### WHAT YOU NEED TO DO
Retype each record shown below, leaving every character as it is.

━━ MATERIAL FOR THIS TASK ━━

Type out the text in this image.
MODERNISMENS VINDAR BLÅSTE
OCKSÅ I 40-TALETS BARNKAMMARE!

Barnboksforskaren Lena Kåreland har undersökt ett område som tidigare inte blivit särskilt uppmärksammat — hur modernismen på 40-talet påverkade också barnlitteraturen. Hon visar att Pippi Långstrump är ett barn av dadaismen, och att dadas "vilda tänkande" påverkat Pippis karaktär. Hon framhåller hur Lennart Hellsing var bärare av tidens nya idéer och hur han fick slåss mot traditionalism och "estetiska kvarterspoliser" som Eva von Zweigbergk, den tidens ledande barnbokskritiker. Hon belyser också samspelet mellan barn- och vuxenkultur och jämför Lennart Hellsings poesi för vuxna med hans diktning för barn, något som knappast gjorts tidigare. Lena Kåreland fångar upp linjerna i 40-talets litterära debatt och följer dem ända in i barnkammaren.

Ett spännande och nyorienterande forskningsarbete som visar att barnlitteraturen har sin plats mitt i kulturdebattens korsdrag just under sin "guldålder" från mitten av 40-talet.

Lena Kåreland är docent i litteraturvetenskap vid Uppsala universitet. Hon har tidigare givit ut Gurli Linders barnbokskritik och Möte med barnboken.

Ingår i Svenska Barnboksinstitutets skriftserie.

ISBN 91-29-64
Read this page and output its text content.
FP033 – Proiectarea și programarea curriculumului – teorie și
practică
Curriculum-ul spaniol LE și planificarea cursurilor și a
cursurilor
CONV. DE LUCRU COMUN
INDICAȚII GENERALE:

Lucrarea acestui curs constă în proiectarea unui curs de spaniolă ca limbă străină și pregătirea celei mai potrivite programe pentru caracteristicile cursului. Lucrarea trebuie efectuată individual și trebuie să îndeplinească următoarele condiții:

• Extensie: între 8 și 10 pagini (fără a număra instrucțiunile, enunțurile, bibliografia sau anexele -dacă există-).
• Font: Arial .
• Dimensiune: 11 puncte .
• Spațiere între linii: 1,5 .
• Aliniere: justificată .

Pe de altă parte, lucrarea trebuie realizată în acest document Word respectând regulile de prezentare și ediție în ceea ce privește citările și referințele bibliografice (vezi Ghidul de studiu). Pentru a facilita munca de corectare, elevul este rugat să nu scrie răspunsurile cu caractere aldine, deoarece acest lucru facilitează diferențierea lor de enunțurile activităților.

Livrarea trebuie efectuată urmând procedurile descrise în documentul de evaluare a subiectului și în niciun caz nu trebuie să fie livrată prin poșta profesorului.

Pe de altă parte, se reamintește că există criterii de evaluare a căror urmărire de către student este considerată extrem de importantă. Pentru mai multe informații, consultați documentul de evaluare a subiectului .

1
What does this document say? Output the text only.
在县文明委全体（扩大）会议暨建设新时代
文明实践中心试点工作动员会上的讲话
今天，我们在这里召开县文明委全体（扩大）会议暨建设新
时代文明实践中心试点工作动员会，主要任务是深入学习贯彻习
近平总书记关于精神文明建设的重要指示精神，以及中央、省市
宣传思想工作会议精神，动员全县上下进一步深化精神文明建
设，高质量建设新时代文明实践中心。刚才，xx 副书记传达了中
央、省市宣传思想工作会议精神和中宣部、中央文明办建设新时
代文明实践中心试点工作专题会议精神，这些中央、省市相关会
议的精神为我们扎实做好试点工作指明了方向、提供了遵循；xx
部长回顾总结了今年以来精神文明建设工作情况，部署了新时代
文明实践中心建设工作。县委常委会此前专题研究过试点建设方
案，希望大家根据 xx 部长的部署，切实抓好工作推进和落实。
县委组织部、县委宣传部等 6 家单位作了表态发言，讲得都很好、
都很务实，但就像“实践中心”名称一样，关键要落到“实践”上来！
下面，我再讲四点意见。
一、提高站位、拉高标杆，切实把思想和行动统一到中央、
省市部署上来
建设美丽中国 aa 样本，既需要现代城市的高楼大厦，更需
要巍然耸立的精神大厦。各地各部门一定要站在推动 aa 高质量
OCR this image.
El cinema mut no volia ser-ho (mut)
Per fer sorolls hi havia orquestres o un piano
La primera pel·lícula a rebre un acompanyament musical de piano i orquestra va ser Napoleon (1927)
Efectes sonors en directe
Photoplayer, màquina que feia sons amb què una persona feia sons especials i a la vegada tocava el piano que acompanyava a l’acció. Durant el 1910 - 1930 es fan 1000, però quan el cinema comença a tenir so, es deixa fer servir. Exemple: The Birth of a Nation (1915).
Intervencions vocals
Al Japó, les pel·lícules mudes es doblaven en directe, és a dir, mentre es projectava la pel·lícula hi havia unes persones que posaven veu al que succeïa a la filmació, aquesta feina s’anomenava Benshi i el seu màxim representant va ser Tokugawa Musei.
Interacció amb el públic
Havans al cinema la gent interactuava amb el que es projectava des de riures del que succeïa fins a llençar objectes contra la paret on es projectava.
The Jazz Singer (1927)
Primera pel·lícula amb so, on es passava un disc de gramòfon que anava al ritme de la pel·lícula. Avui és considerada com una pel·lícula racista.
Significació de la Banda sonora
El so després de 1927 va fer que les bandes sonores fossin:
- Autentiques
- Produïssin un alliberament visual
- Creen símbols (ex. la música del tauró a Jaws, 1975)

━━━

### WRITTEN SOLUTION
Type out the text in this image.
MODERNISMENS VINDAR BLÅSTE
OCKSÅ I 40-TALETS BARNKAMMARE!

Barnboksforskaren Lena Kåreland har undersökt ett område som tidigare inte blivit särskilt uppmärksammat — hur modernismen på 40-talet påverkade också barnlitteraturen. Hon visar att Pippi Långstrump är ett barn av dadaismen, och att dadas "vilda tänkande" påverkat Pippis karaktär. Hon framhåller hur Lennart Hellsing var bärare av tidens nya idéer och hur han fick slåss mot traditionalism och "estetiska kvarterspoliser" som Eva von Zweigbergk, den tidens ledande barnbokskritiker. Hon belyser också samspelet mellan barn- och vuxenkultur och jämför Lennart Hellsings poesi för vuxna med hans diktning för barn, något som knappast gjorts tidigare. Lena Kåreland fångar upp linjerna i 40-talets litterära debatt och följer dem ända in i barnkammaren.

Ett spännande och nyorienterande forskningsarbete som visar att barnlitteraturen har sin plats mitt i kulturdebattens korsdrag just under sin "guldålder" från mitten av 40-talet.

Lena Kåreland är docent i litteraturvetenskap vid Uppsala universitet. Hon har tidigare givit ut Gurli Linders barnbokskritik och Möte med barnboken.

Ingår i Svenska Barnboksinstitutets skriftserie.

ISBN 91-29-64
Read this page and output its text content.
FP033 – Proiectarea și programarea curriculumului – teorie și
practică
Curriculum-ul spaniol LE și planificarea cursurilor și a
cursurilor
CONV. DE LUCRU COMUN
INDICAȚII GENERALE:

Lucrarea acestui curs constă în proiectarea unui curs de spaniolă ca limbă străină și pregătirea celei mai potrivite programe pentru caracteristicile cursului. Lucrarea trebuie efectuată individual și trebuie să îndeplinească următoarele condiții:

• Extensie: între 8 și 10 pagini (fără a număra instrucțiunile, enunțurile, bibliografia sau anexele -dacă există-).
• Font: Arial .
• Dimensiune: 11 puncte .
• Spațiere între linii: 1,5 .
• Aliniere: justificată .

Pe de altă parte, lucrarea trebuie realizată în acest document Word respectând regulile de prezentare și ediție în ceea ce privește citările și referințele bibliografice (vezi Ghidul de studiu). Pentru a facilita munca de corectare, elevul este rugat să nu scrie răspunsurile cu caractere aldine, deoarece acest lucru facilitează diferențierea lor de enunțurile activităților.

Livrarea trebuie efectuată urmând procedurile descrise în documentul de evaluare a subiectului și în niciun caz nu trebuie să fie livrată prin poșta profesorului.

Pe de altă parte, se reamintește că există criterii de evaluare a căror urmărire de către student este considerată extrem de importantă. Pentru mai multe informații, consultați documentul de evaluare a subiectului .

1
What does this document say? Output the text only.
在县文明委全体（扩大）会议暨建设新时代
文明实践中心试点工作动员会上的讲话
今天，我们在这里召开县文明委全体（扩大）会议暨建设新
时代文明实践中心试点工作动员会，主要任务是深入学习贯彻习
近平总书记关于精神文明建设的重要指示精神，以及中央、省市
宣传思想工作会议精神，动员全县上下进一步深化精神文明建
设，高质量建设新时代文明实践中心。刚才，xx 副书记传达了中
央、省市宣传思想工作会议精神和中宣部、中央文明办建设新时
代文明实践中心试点工作专题会议精神，这些中央、省市相关会
议的精神为我们扎实做好试点工作指明了方向、提供了遵循；xx
部长回顾总结了今年以来精神文明建设工作情况，部署了新时代
文明实践中心建设工作。县委常委会此前专题研究过试点建设方
案，希望大家根据 xx 部长的部署，切实抓好工作推进和落实。
县委组织部、县委宣传部等 6 家单位作了表态发言，讲得都很好、
都很务实，但就像“实践中心”名称一样，关键要落到“实践”上来！
下面，我再讲四点意见。
一、提高站位、拉高标杆，切实把思想和行动统一到中央、
省市部署上来
建设美丽中国 aa 样本，既需要现代城市的高楼大厦，更需
要巍然耸立的精神大厦。各地各部门一定要站在推动 aa 高质量
OCR this image.
El cinema mut no volia ser-ho (mut)
Per fer sorolls hi havia orquestres o un piano
La primera pel·lícula a rebre un acompanyament musical de piano i orquestra va ser Napoleon (1927)
Efectes sonors en directe
Photoplayer, màquina que feia sons amb què una persona feia sons especials i a la vegada tocava el piano que acompanyava a l’acció. Durant el 1910 - 1930 es fan 1000, però quan el cinema comença a tenir so, es deixa fer servir. Exemple: The Birth of a Nation (1915).
Intervencions vocals
Al Japó, les pel·lícules mudes es doblaven en directe, és a dir, mentre es projectava la pel·lícula hi havia unes persones que posaven veu al que succeïa a la filmació, aquesta feina s’anomenava Benshi i el seu màxim representant va ser Tokugawa Musei.
Interacció amb el públic
Havans al cinema la gent interactuava amb el que es projectava des de riures del que succeïa fins a llençar objectes contra la paret on es projectava.
The Jazz Singer (1927)
Primera pel·lícula amb so, on es passava un disc de gramòfon que anava al ritme de la pel·lícula. Avui és considerada com una pel·lícula racista.
Significació de la Banda sonora
El so després de 1927 va fer que les bandes sonores fossin:
- Autentiques
- Produïssin un alliberament visual
- Creen símbols (ex. la música del tauró a Jaws, 1975)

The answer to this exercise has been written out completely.